Given information:
▶

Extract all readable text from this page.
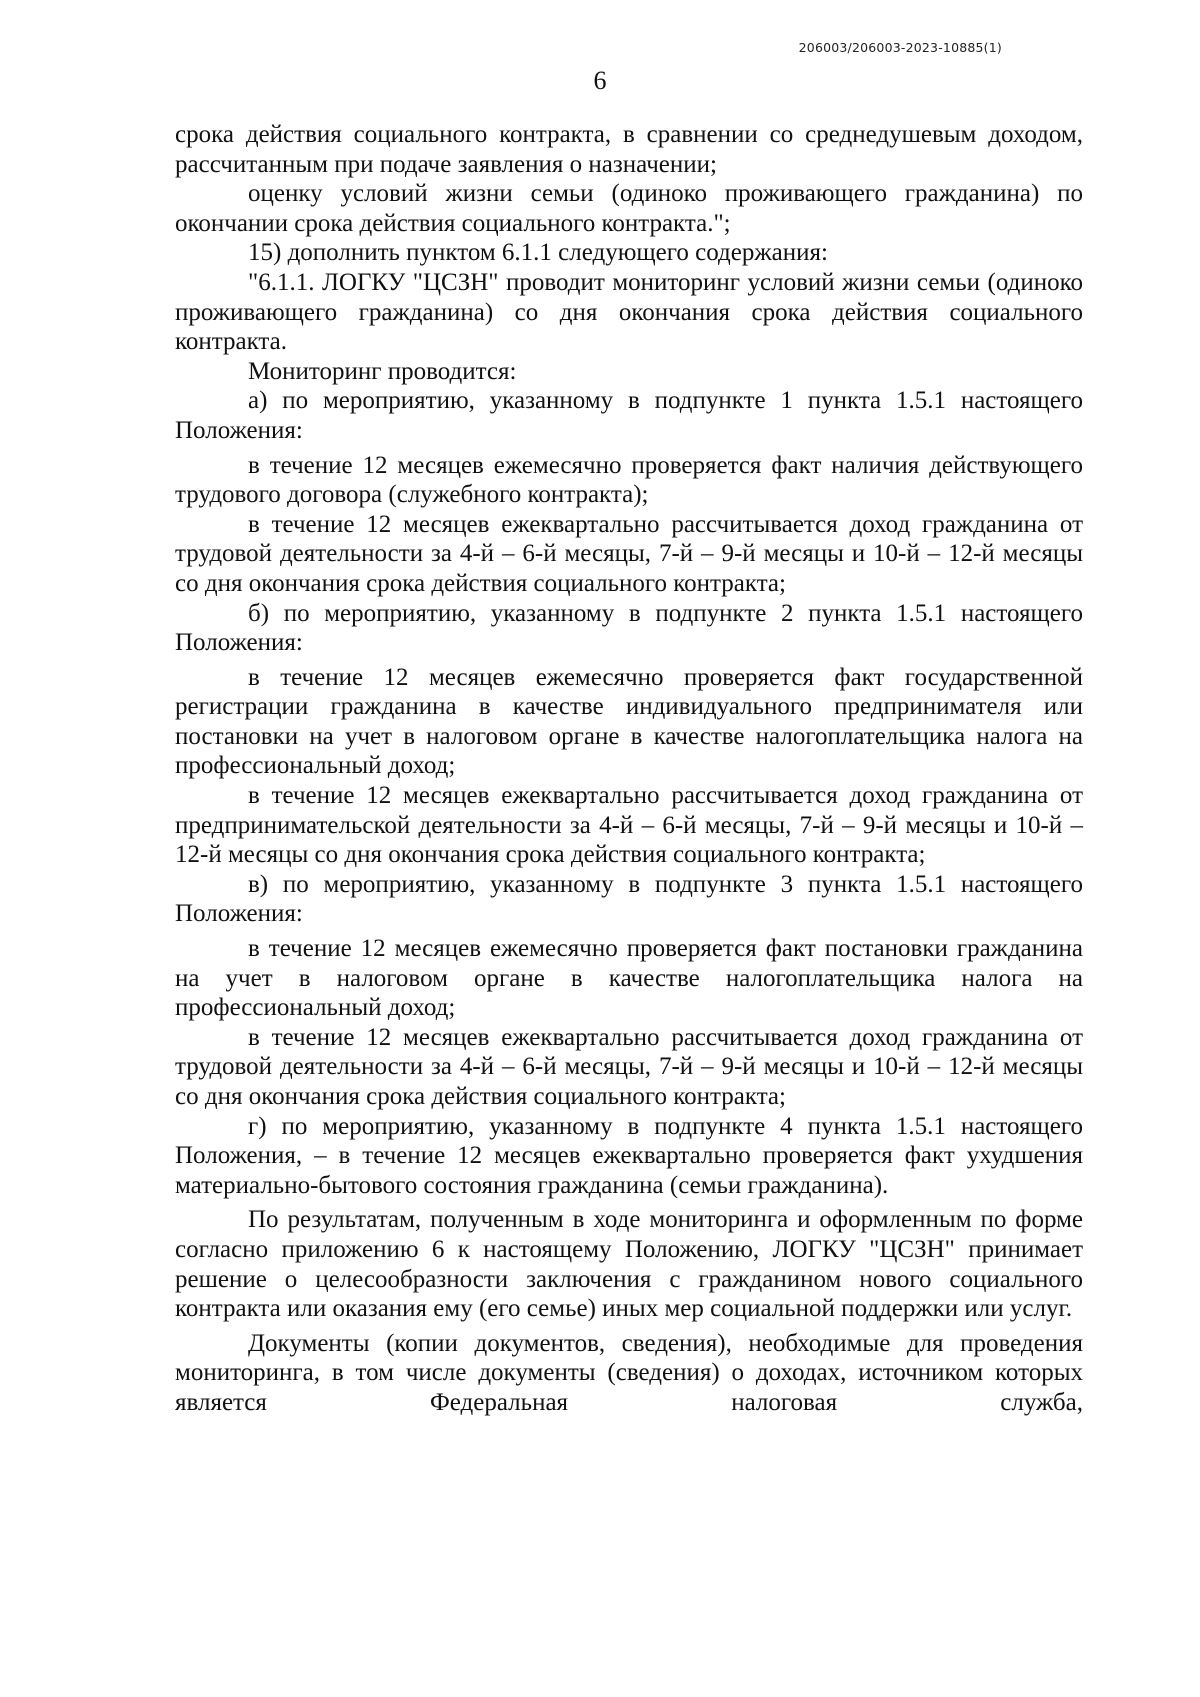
206003/206003-2023-10885(1)
6

срока действия социального контракта, в сравнении со среднедушевым доходом, рассчитанным при подаче заявления о назначении;

оценку условий жизни семьи (одиноко проживающего гражданина) по окончании срока действия социального контракта.";

15) дополнить пунктом 6.1.1 следующего содержания:

"6.1.1. ЛОГКУ "ЦСЗН" проводит мониторинг условий жизни семьи (одиноко проживающего гражданина) со дня окончания срока действия социального контракта.

Мониторинг проводится:

а) по мероприятию, указанному в подпункте 1 пункта 1.5.1 настоящего Положения:

в течение 12 месяцев ежемесячно проверяется факт наличия действующего трудового договора (служебного контракта);

в течение 12 месяцев ежеквартально рассчитывается доход гражданина от трудовой деятельности за 4-й – 6-й месяцы, 7-й – 9-й месяцы и 10-й – 12-й месяцы со дня окончания срока действия социального контракта;

б) по мероприятию, указанному в подпункте 2 пункта 1.5.1 настоящего Положения:

в течение 12 месяцев ежемесячно проверяется факт государственной регистрации гражданина в качестве индивидуального предпринимателя или постановки на учет в налоговом органе в качестве налогоплательщика налога на профессиональный доход;

в течение 12 месяцев ежеквартально рассчитывается доход гражданина от предпринимательской деятельности за 4-й – 6-й месяцы, 7-й – 9-й месяцы и 10-й – 12-й месяцы со дня окончания срока действия социального контракта;

в) по мероприятию, указанному в подпункте 3 пункта 1.5.1 настоящего Положения:

в течение 12 месяцев ежемесячно проверяется факт постановки гражданина на учет в налоговом органе в качестве налогоплательщика налога на профессиональный доход;

в течение 12 месяцев ежеквартально рассчитывается доход гражданина от трудовой деятельности за 4-й – 6-й месяцы, 7-й – 9-й месяцы и 10-й – 12-й месяцы со дня окончания срока действия социального контракта;

г) по мероприятию, указанному в подпункте 4 пункта 1.5.1 настоящего Положения, – в течение 12 месяцев ежеквартально проверяется факт ухудшения материально-бытового состояния гражданина (семьи гражданина).

По результатам, полученным в ходе мониторинга и оформленным по форме согласно приложению 6 к настоящему Положению, ЛОГКУ "ЦСЗН" принимает решение о целесообразности заключения с гражданином нового социального контракта или оказания ему (его семье) иных мер социальной поддержки или услуг.

Документы (копии документов, сведения), необходимые для проведения мониторинга, в том числе документы (сведения) о доходах, источником которых является Федеральная налоговая служба,
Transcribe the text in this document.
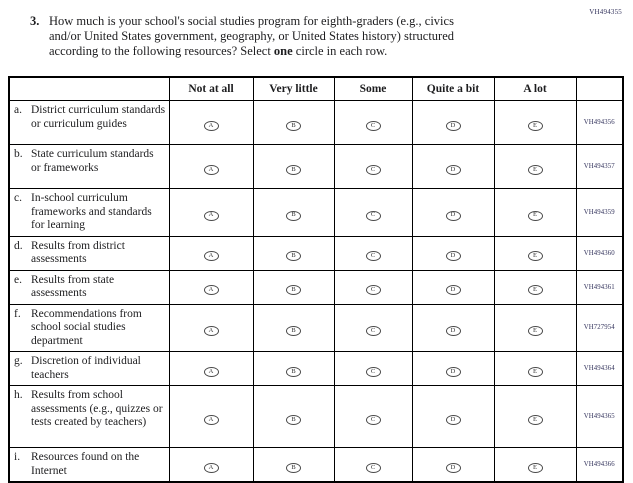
VH494355
3. How much is your school's social studies program for eighth-graders (e.g., civics
and/or United States government, geography, or United States history) structured
according to the following resources? Select one circle in each row.
	Not at all	Very little	Some	Quite a bit	A lot	

a. District curriculum standards or curriculum guides	A	B	C	D	E	VH494356

b. State curriculum standards or frameworks	A	B	C	D	E	VH494357

c. In-school curriculum frameworks and standards for learning	A	B	C	D	E	VH494359

d. Results from district assessments	A	B	C	D	E	VH494360

e. Results from state assessments	A	B	C	D	E	VH494361

f. Recommendations from school social studies department	A	B	C	D	E	VH727954

g. Discretion of individual teachers	A	B	C	D	E	VH494364

h. Results from school assessments (e.g., quizzes or tests created by teachers)	A	B	C	D	E	VH494365

i. Resources found on the Internet	A	B	C	D	E	VH494366
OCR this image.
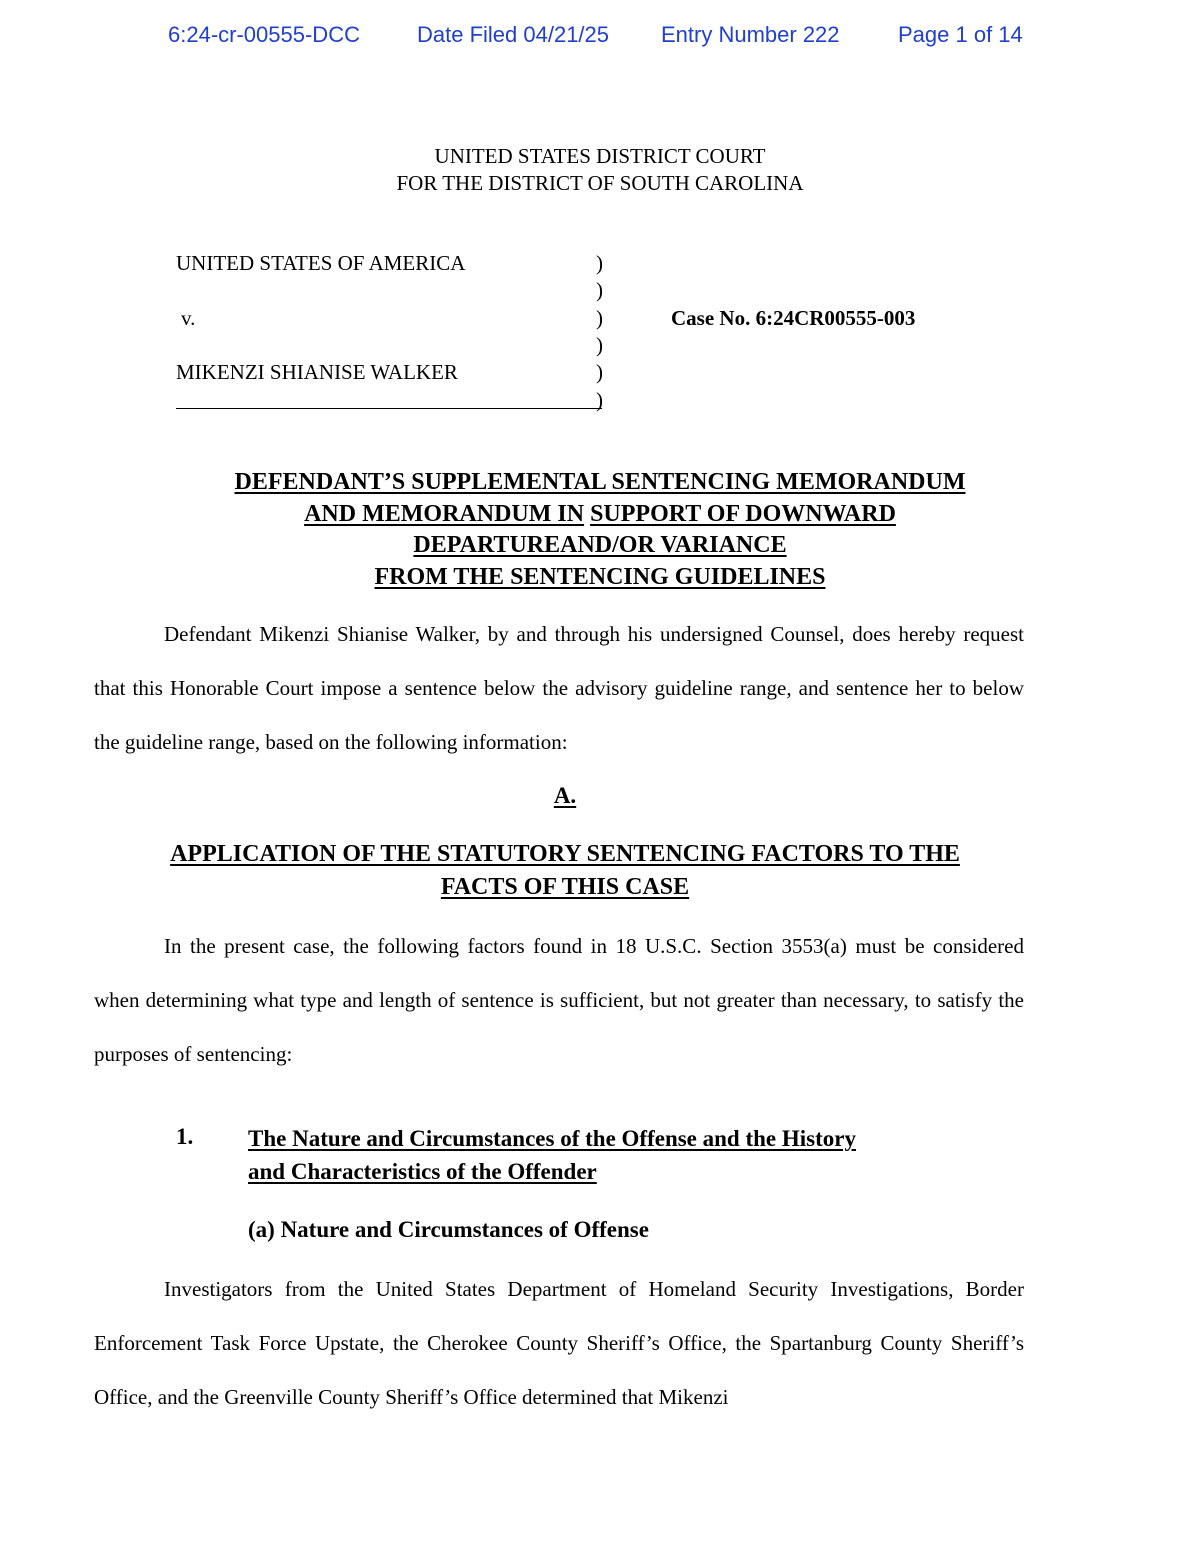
6:24-cr-00555-DCC	Date Filed 04/21/25 Entry Number 222	Page 1 of 14
UNITED STATES DISTRICT COURT
FOR THE DISTRICT OF SOUTH CAROLINA
UNITED STATES OF AMERICA
v.
MIKENZI SHIANISE WALKER
)
)
)
)
)
)
Case No. 6:24CR00555-003
DEFENDANT’S SUPPLEMENTAL SENTENCING MEMORANDUM
AND MEMORANDUM IN SUPPORT OF DOWNWARD
DEPARTUREAND/OR VARIANCE
FROM THE SENTENCING GUIDELINES

Defendant Mikenzi Shianise Walker, by and through his undersigned Counsel, does hereby request that this Honorable Court impose a sentence below the advisory guideline range, and sentence her to below the guideline range, based on the following information:

A.
APPLICATION OF THE STATUTORY SENTENCING FACTORS TO THE
FACTS OF THIS CASE

In the present case, the following factors found in 18 U.S.C. Section 3553(a) must be considered when determining what type and length of sentence is sufficient, but not greater than necessary, to satisfy the purposes of sentencing:

1. The Nature and Circumstances of the Offense and the History
and Characteristics of the Offender
(a) Nature and Circumstances of Offense

Investigators from the United States Department of Homeland Security Investigations, Border Enforcement Task Force Upstate, the Cherokee County Sheriff’s Office, the Spartanburg County Sheriff’s Office, and the Greenville County Sheriff’s Office determined that Mikenzi
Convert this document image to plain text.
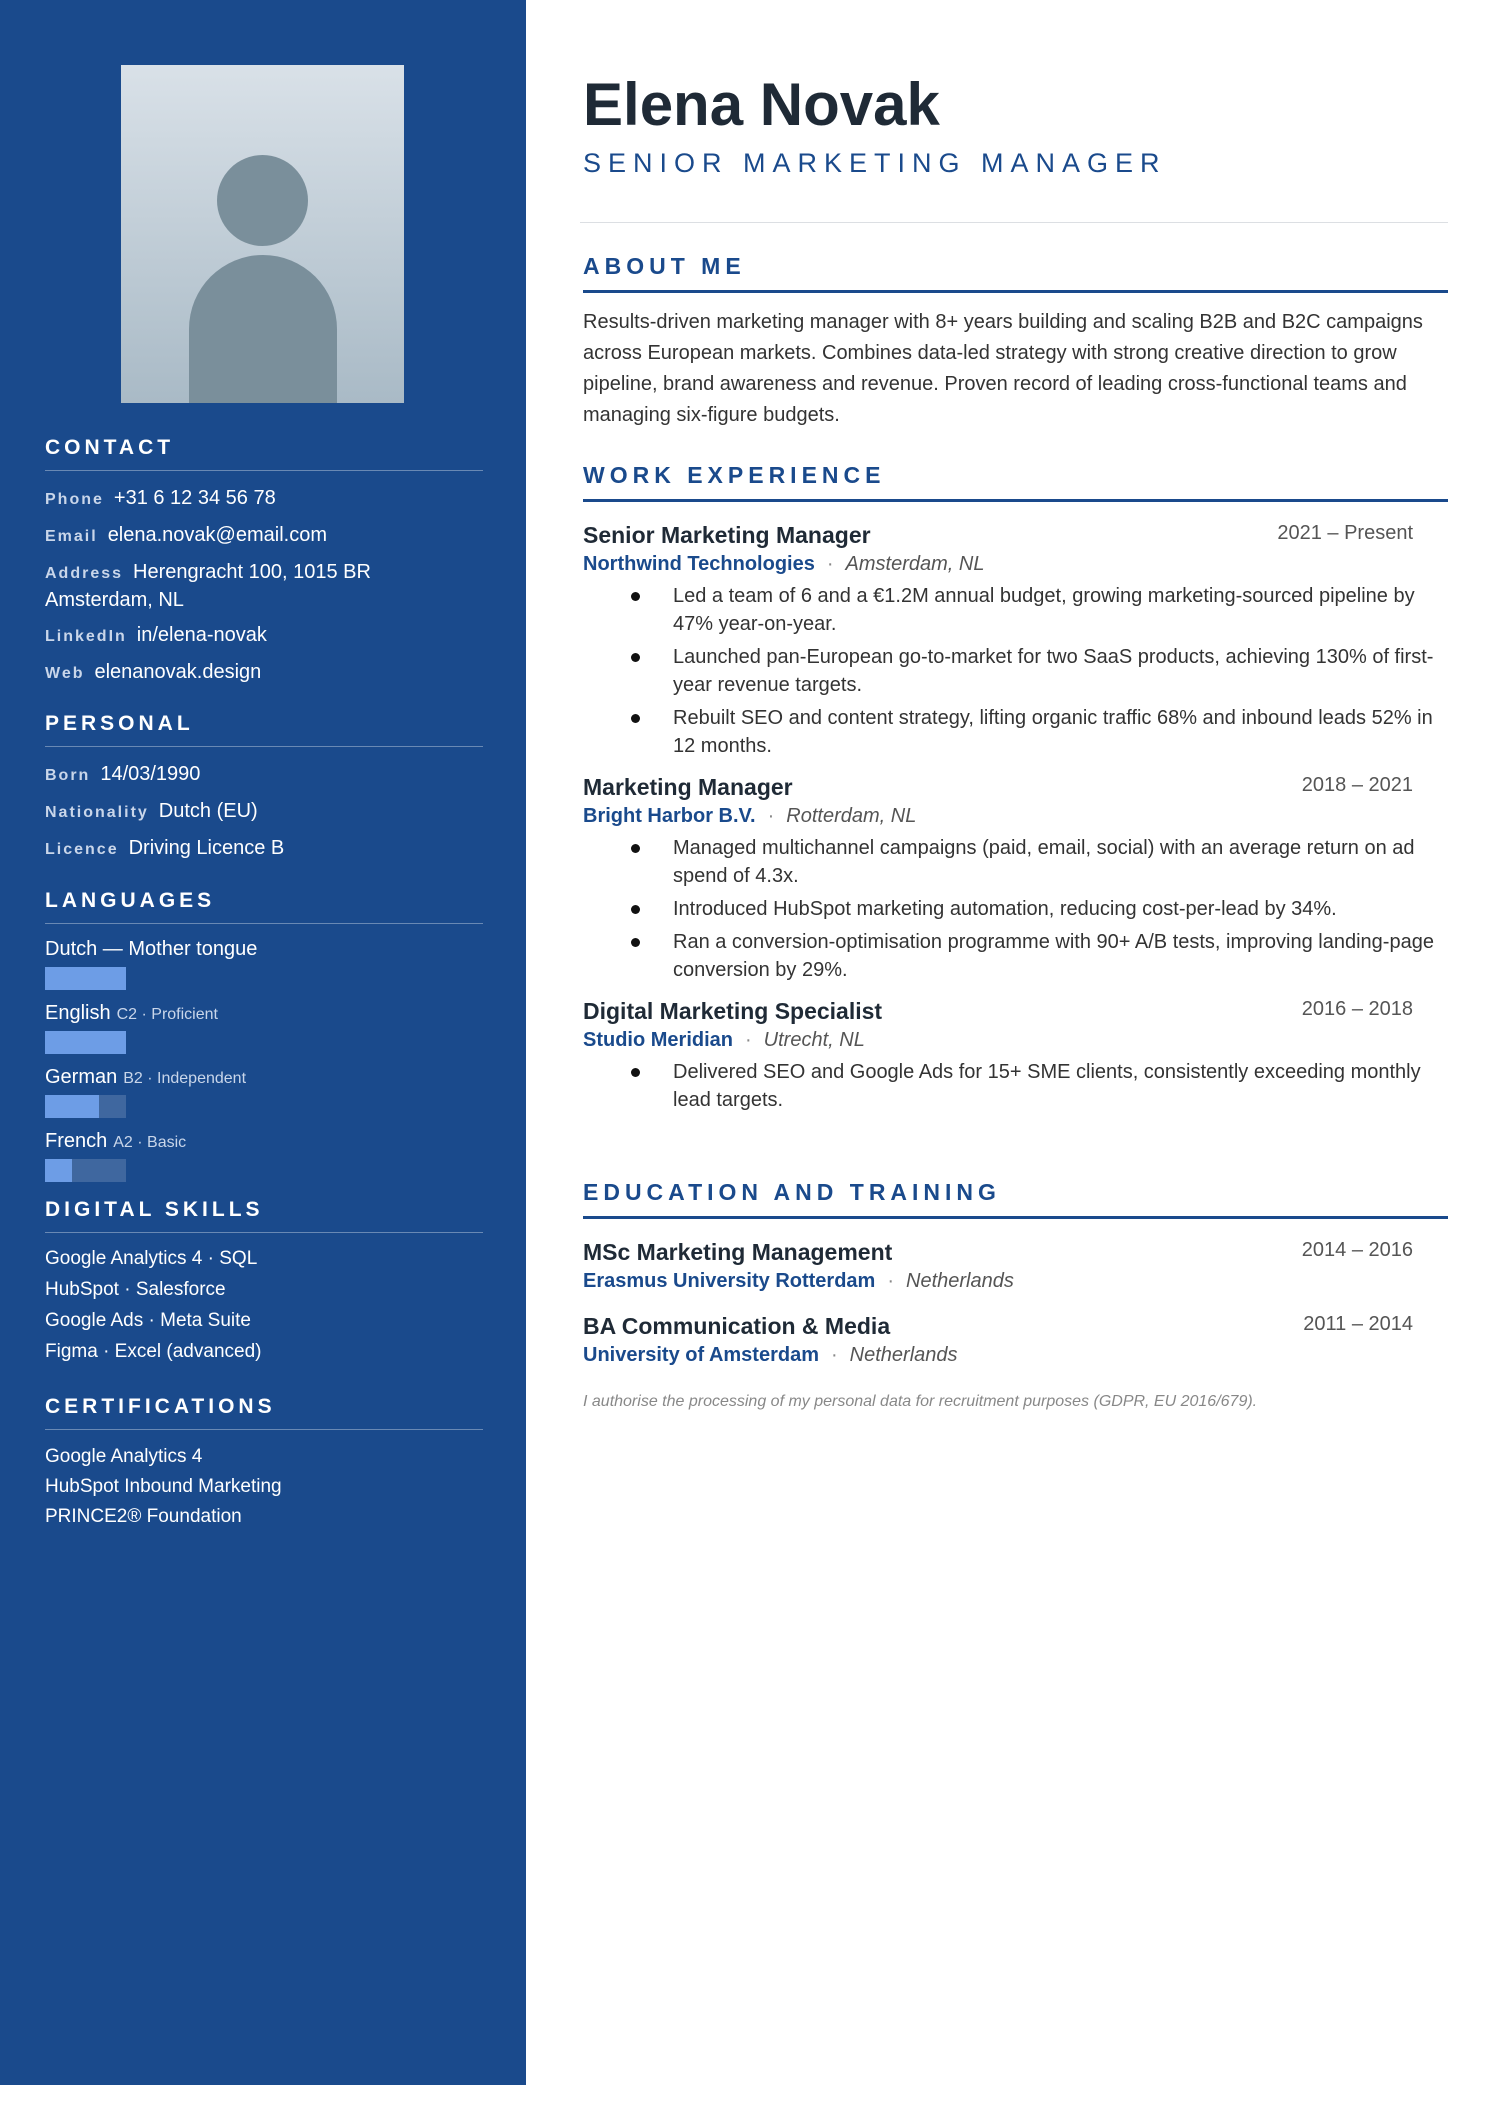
CONTACT
Phone +31 6 12 34 56 78
Email elena.novak@email.com
Address Herengracht 100, 1015 BR Amsterdam, NL
LinkedIn in/elena-novak
Web elenanovak.design
PERSONAL
Born 14/03/1990
Nationality Dutch (EU)
Licence Driving Licence B
LANGUAGES
Dutch — Mother tongue
English C2 · Proficient
German B2 · Independent
French A2 · Basic
DIGITAL SKILLS
Google Analytics 4 · SQL
HubSpot · Salesforce
Google Ads · Meta Suite
Figma · Excel (advanced)
CERTIFICATIONS
Google Analytics 4
HubSpot Inbound Marketing
PRINCE2® Foundation
Elena Novak
SENIOR MARKETING MANAGER
ABOUT ME
Results-driven marketing manager with 8+ years building and scaling B2B and B2C campaigns across European markets. Combines data-led strategy with strong creative direction to grow pipeline, brand awareness and revenue. Proven record of leading cross-functional teams and managing six-figure budgets.
WORK EXPERIENCE
Senior Marketing Manager	2021 – Present
Northwind Technologies · Amsterdam, NL
Led a team of 6 and a €1.2M annual budget, growing marketing-sourced pipeline by 47% year-on-year.
Launched pan-European go-to-market for two SaaS products, achieving 130% of first-year revenue targets.
Rebuilt SEO and content strategy, lifting organic traffic 68% and inbound leads 52% in 12 months.
Marketing Manager	2018 – 2021
Bright Harbor B.V. · Rotterdam, NL
Managed multichannel campaigns (paid, email, social) with an average return on ad spend of 4.3x.
Introduced HubSpot marketing automation, reducing cost-per-lead by 34%.
Ran a conversion-optimisation programme with 90+ A/B tests, improving landing-page conversion by 29%.
Digital Marketing Specialist	2016 – 2018
Studio Meridian · Utrecht, NL
Delivered SEO and Google Ads for 15+ SME clients, consistently exceeding monthly lead targets.
EDUCATION AND TRAINING
MSc Marketing Management	2014 – 2016
Erasmus University Rotterdam · Netherlands
BA Communication & Media	2011 – 2014
University of Amsterdam · Netherlands
I authorise the processing of my personal data for recruitment purposes (GDPR, EU 2016/679).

◀

Stated problem: For each line above that contains the word "Circumstances", copy that line.

Exercise solution:
1. The Nature and Circumstances of the Offense and the History
(a) Nature and Circumstances of Offense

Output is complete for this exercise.